• _Short task_
Copy the records that follow exactly as written, but not their pictures.
------ Given records ------
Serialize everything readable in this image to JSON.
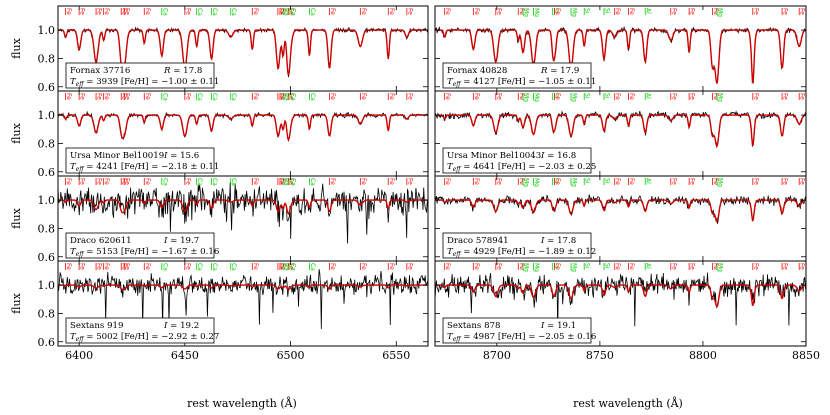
{
  "chart_data": {
    "type": "line",
    "xlabel": "rest wavelength (Å)",
    "ylabel": "flux",
    "columns": [
      {
        "xlim": [
          6390,
          6565
        ],
        "xticks": [
          6400,
          6450,
          6500,
          6550
        ]
      },
      {
        "xlim": [
          8670,
          8850
        ],
        "xticks": [
          8700,
          8750,
          8800,
          8850
        ]
      }
    ],
    "ylim": [
      0.57,
      1.17
    ],
    "yticks": [
      0.6,
      0.8,
      1.0
    ],
    "colors": {
      "observed": "#000000",
      "model": "#cc0000",
      "fe_marker": "#ff0000",
      "other_marker": "#00cc00"
    },
    "line_markers": {
      "left": [
        {
          "w": 6393.6,
          "el": "Fe",
          "color": "red"
        },
        {
          "w": 6400.0,
          "el": "Fe",
          "color": "red"
        },
        {
          "w": 6408.0,
          "el": "Fe",
          "color": "red"
        },
        {
          "w": 6411.6,
          "el": "Fe",
          "color": "red"
        },
        {
          "w": 6419.9,
          "el": "Fe",
          "color": "red"
        },
        {
          "w": 6421.3,
          "el": "Fe",
          "color": "red"
        },
        {
          "w": 6430.8,
          "el": "Fe",
          "color": "red"
        },
        {
          "w": 6439.1,
          "el": "Ca",
          "color": "green"
        },
        {
          "w": 6450.0,
          "el": "Fe",
          "color": "red"
        },
        {
          "w": 6455.6,
          "el": "Ca",
          "color": "green"
        },
        {
          "w": 6462.6,
          "el": "Ca",
          "color": "green"
        },
        {
          "w": 6471.7,
          "el": "Ca",
          "color": "green"
        },
        {
          "w": 6481.9,
          "el": "Fe",
          "color": "red"
        },
        {
          "w": 6494.0,
          "el": "Fe",
          "color": "red"
        },
        {
          "w": 6495.0,
          "el": "Fe",
          "color": "red"
        },
        {
          "w": 6496.5,
          "el": "Ba",
          "color": "green"
        },
        {
          "w": 6498.9,
          "el": "Fe",
          "color": "red"
        },
        {
          "w": 6499.7,
          "el": "Ca",
          "color": "green"
        },
        {
          "w": 6508.9,
          "el": "Ca",
          "color": "green"
        },
        {
          "w": 6518.4,
          "el": "Fe",
          "color": "red"
        },
        {
          "w": 6533.0,
          "el": "Fe",
          "color": "red"
        },
        {
          "w": 6546.2,
          "el": "Fe",
          "color": "red"
        },
        {
          "w": 6555.0,
          "el": "Fe",
          "color": "red"
        }
      ],
      "right": [
        {
          "w": 8674.7,
          "el": "Fe",
          "color": "red"
        },
        {
          "w": 8688.6,
          "el": "Fe",
          "color": "red"
        },
        {
          "w": 8699.5,
          "el": "Fe",
          "color": "red"
        },
        {
          "w": 8710.4,
          "el": "Fe",
          "color": "red"
        },
        {
          "w": 8712.7,
          "el": "Mg",
          "color": "green"
        },
        {
          "w": 8717.8,
          "el": "Mg",
          "color": "green"
        },
        {
          "w": 8727.1,
          "el": "Si",
          "color": "green"
        },
        {
          "w": 8728.0,
          "el": "Fe",
          "color": "red"
        },
        {
          "w": 8736.0,
          "el": "Mg",
          "color": "green"
        },
        {
          "w": 8742.4,
          "el": "Si",
          "color": "green"
        },
        {
          "w": 8752.0,
          "el": "Si",
          "color": "green"
        },
        {
          "w": 8757.2,
          "el": "Fe",
          "color": "red"
        },
        {
          "w": 8763.9,
          "el": "Fe",
          "color": "red"
        },
        {
          "w": 8772.0,
          "el": "Al",
          "color": "green"
        },
        {
          "w": 8784.4,
          "el": "Fe",
          "color": "red"
        },
        {
          "w": 8793.3,
          "el": "Fe",
          "color": "red"
        },
        {
          "w": 8804.6,
          "el": "Fe",
          "color": "red"
        },
        {
          "w": 8806.8,
          "el": "Mg",
          "color": "green"
        },
        {
          "w": 8824.2,
          "el": "Fe",
          "color": "red"
        },
        {
          "w": 8838.4,
          "el": "Fe",
          "color": "red"
        },
        {
          "w": 8846.7,
          "el": "Fe",
          "color": "red"
        }
      ]
    },
    "panels": [
      {
        "row": 0,
        "col": 0,
        "star": "Fornax 37716",
        "mag_band": "R",
        "mag": "17.8",
        "teff": "3939",
        "feh": "−1.00 ± 0.11",
        "noise": 0.012,
        "depth": 1.0
      },
      {
        "row": 0,
        "col": 1,
        "star": "Fornax 40828",
        "mag_band": "R",
        "mag": "17.9",
        "teff": "4127",
        "feh": "−1.05 ± 0.11",
        "noise": 0.014,
        "depth": 1.0
      },
      {
        "row": 1,
        "col": 0,
        "star": "Ursa Minor Bel10019",
        "mag_band": "I",
        "mag": "15.6",
        "teff": "4241",
        "feh": "−2.18 ± 0.11",
        "noise": 0.012,
        "depth": 0.55
      },
      {
        "row": 1,
        "col": 1,
        "star": "Ursa Minor Bel10043",
        "mag_band": "I",
        "mag": "16.8",
        "teff": "4641",
        "feh": "−2.03 ± 0.25",
        "noise": 0.018,
        "depth": 0.55
      },
      {
        "row": 2,
        "col": 0,
        "star": "Draco 620611",
        "mag_band": "I",
        "mag": "19.7",
        "teff": "5153",
        "feh": "−1.67 ± 0.16",
        "noise": 0.085,
        "depth": 0.3
      },
      {
        "row": 2,
        "col": 1,
        "star": "Draco 578941",
        "mag_band": "I",
        "mag": "17.8",
        "teff": "4929",
        "feh": "−1.89 ± 0.12",
        "noise": 0.025,
        "depth": 0.35
      },
      {
        "row": 3,
        "col": 0,
        "star": "Sextans 919",
        "mag_band": "I",
        "mag": "19.2",
        "teff": "5002",
        "feh": "−2.92 ± 0.27",
        "noise": 0.06,
        "depth": 0.1
      },
      {
        "row": 3,
        "col": 1,
        "star": "Sextans 878",
        "mag_band": "I",
        "mag": "19.1",
        "teff": "4987",
        "feh": "−2.05 ± 0.16",
        "noise": 0.065,
        "depth": 0.35
      }
    ]
  }
}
------
• _Output of the task_
Serialize everything readable in this image to JSON.
{
  "chart_data": {
    "type": "line",
    "xlabel": "rest wavelength (Å)",
    "ylabel": "flux",
    "columns": [
      {
        "xlim": [
          6390,
          6565
        ],
        "xticks": [
          6400,
          6450,
          6500,
          6550
        ]
      },
      {
        "xlim": [
          8670,
          8850
        ],
        "xticks": [
          8700,
          8750,
          8800,
          8850
        ]
      }
    ],
    "ylim": [
      0.57,
      1.17
    ],
    "yticks": [
      0.6,
      0.8,
      1.0
    ],
    "colors": {
      "observed": "#000000",
      "model": "#cc0000",
      "fe_marker": "#ff0000",
      "other_marker": "#00cc00"
    },
    "line_markers": {
      "left": [
        {
          "w": 6393.6,
          "el": "Fe",
          "color": "red"
        },
        {
          "w": 6400.0,
          "el": "Fe",
          "color": "red"
        },
        {
          "w": 6408.0,
          "el": "Fe",
          "color": "red"
        },
        {
          "w": 6411.6,
          "el": "Fe",
          "color": "red"
        },
        {
          "w": 6419.9,
          "el": "Fe",
          "color": "red"
        },
        {
          "w": 6421.3,
          "el": "Fe",
          "color": "red"
        },
        {
          "w": 6430.8,
          "el": "Fe",
          "color": "red"
        },
        {
          "w": 6439.1,
          "el": "Ca",
          "color": "green"
        },
        {
          "w": 6450.0,
          "el": "Fe",
          "color": "red"
        },
        {
          "w": 6455.6,
          "el": "Ca",
          "color": "green"
        },
        {
          "w": 6462.6,
          "el": "Ca",
          "color": "green"
        },
        {
          "w": 6471.7,
          "el": "Ca",
          "color": "green"
        },
        {
          "w": 6481.9,
          "el": "Fe",
          "color": "red"
        },
        {
          "w": 6494.0,
          "el": "Fe",
          "color": "red"
        },
        {
          "w": 6495.0,
          "el": "Fe",
          "color": "red"
        },
        {
          "w": 6496.5,
          "el": "Ba",
          "color": "green"
        },
        {
          "w": 6498.9,
          "el": "Fe",
          "color": "red"
        },
        {
          "w": 6499.7,
          "el": "Ca",
          "color": "green"
        },
        {
          "w": 6508.9,
          "el": "Ca",
          "color": "green"
        },
        {
          "w": 6518.4,
          "el": "Fe",
          "color": "red"
        },
        {
          "w": 6533.0,
          "el": "Fe",
          "color": "red"
        },
        {
          "w": 6546.2,
          "el": "Fe",
          "color": "red"
        },
        {
          "w": 6555.0,
          "el": "Fe",
          "color": "red"
        }
      ],
      "right": [
        {
          "w": 8674.7,
          "el": "Fe",
          "color": "red"
        },
        {
          "w": 8688.6,
          "el": "Fe",
          "color": "red"
        },
        {
          "w": 8699.5,
          "el": "Fe",
          "color": "red"
        },
        {
          "w": 8710.4,
          "el": "Fe",
          "color": "red"
        },
        {
          "w": 8712.7,
          "el": "Mg",
          "color": "green"
        },
        {
          "w": 8717.8,
          "el": "Mg",
          "color": "green"
        },
        {
          "w": 8727.1,
          "el": "Si",
          "color": "green"
        },
        {
          "w": 8728.0,
          "el": "Fe",
          "color": "red"
        },
        {
          "w": 8736.0,
          "el": "Mg",
          "color": "green"
        },
        {
          "w": 8742.4,
          "el": "Si",
          "color": "green"
        },
        {
          "w": 8752.0,
          "el": "Si",
          "color": "green"
        },
        {
          "w": 8757.2,
          "el": "Fe",
          "color": "red"
        },
        {
          "w": 8763.9,
          "el": "Fe",
          "color": "red"
        },
        {
          "w": 8772.0,
          "el": "Al",
          "color": "green"
        },
        {
          "w": 8784.4,
          "el": "Fe",
          "color": "red"
        },
        {
          "w": 8793.3,
          "el": "Fe",
          "color": "red"
        },
        {
          "w": 8804.6,
          "el": "Fe",
          "color": "red"
        },
        {
          "w": 8806.8,
          "el": "Mg",
          "color": "green"
        },
        {
          "w": 8824.2,
          "el": "Fe",
          "color": "red"
        },
        {
          "w": 8838.4,
          "el": "Fe",
          "color": "red"
        },
        {
          "w": 8846.7,
          "el": "Fe",
          "color": "red"
        }
      ]
    },
    "panels": [
      {
        "row": 0,
        "col": 0,
        "star": "Fornax 37716",
        "mag_band": "R",
        "mag": "17.8",
        "teff": "3939",
        "feh": "−1.00 ± 0.11",
        "noise": 0.012,
        "depth": 1.0
      },
      {
        "row": 0,
        "col": 1,
        "star": "Fornax 40828",
        "mag_band": "R",
        "mag": "17.9",
        "teff": "4127",
        "feh": "−1.05 ± 0.11",
        "noise": 0.014,
        "depth": 1.0
      },
      {
        "row": 1,
        "col": 0,
        "star": "Ursa Minor Bel10019",
        "mag_band": "I",
        "mag": "15.6",
        "teff": "4241",
        "feh": "−2.18 ± 0.11",
        "noise": 0.012,
        "depth": 0.55
      },
      {
        "row": 1,
        "col": 1,
        "star": "Ursa Minor Bel10043",
        "mag_band": "I",
        "mag": "16.8",
        "teff": "4641",
        "feh": "−2.03 ± 0.25",
        "noise": 0.018,
        "depth": 0.55
      },
      {
        "row": 2,
        "col": 0,
        "star": "Draco 620611",
        "mag_band": "I",
        "mag": "19.7",
        "teff": "5153",
        "feh": "−1.67 ± 0.16",
        "noise": 0.085,
        "depth": 0.3
      },
      {
        "row": 2,
        "col": 1,
        "star": "Draco 578941",
        "mag_band": "I",
        "mag": "17.8",
        "teff": "4929",
        "feh": "−1.89 ± 0.12",
        "noise": 0.025,
        "depth": 0.35
      },
      {
        "row": 3,
        "col": 0,
        "star": "Sextans 919",
        "mag_band": "I",
        "mag": "19.2",
        "teff": "5002",
        "feh": "−2.92 ± 0.27",
        "noise": 0.06,
        "depth": 0.1
      },
      {
        "row": 3,
        "col": 1,
        "star": "Sextans 878",
        "mag_band": "I",
        "mag": "19.1",
        "teff": "4987",
        "feh": "−2.05 ± 0.16",
        "noise": 0.065,
        "depth": 0.35
      }
    ]
  }
}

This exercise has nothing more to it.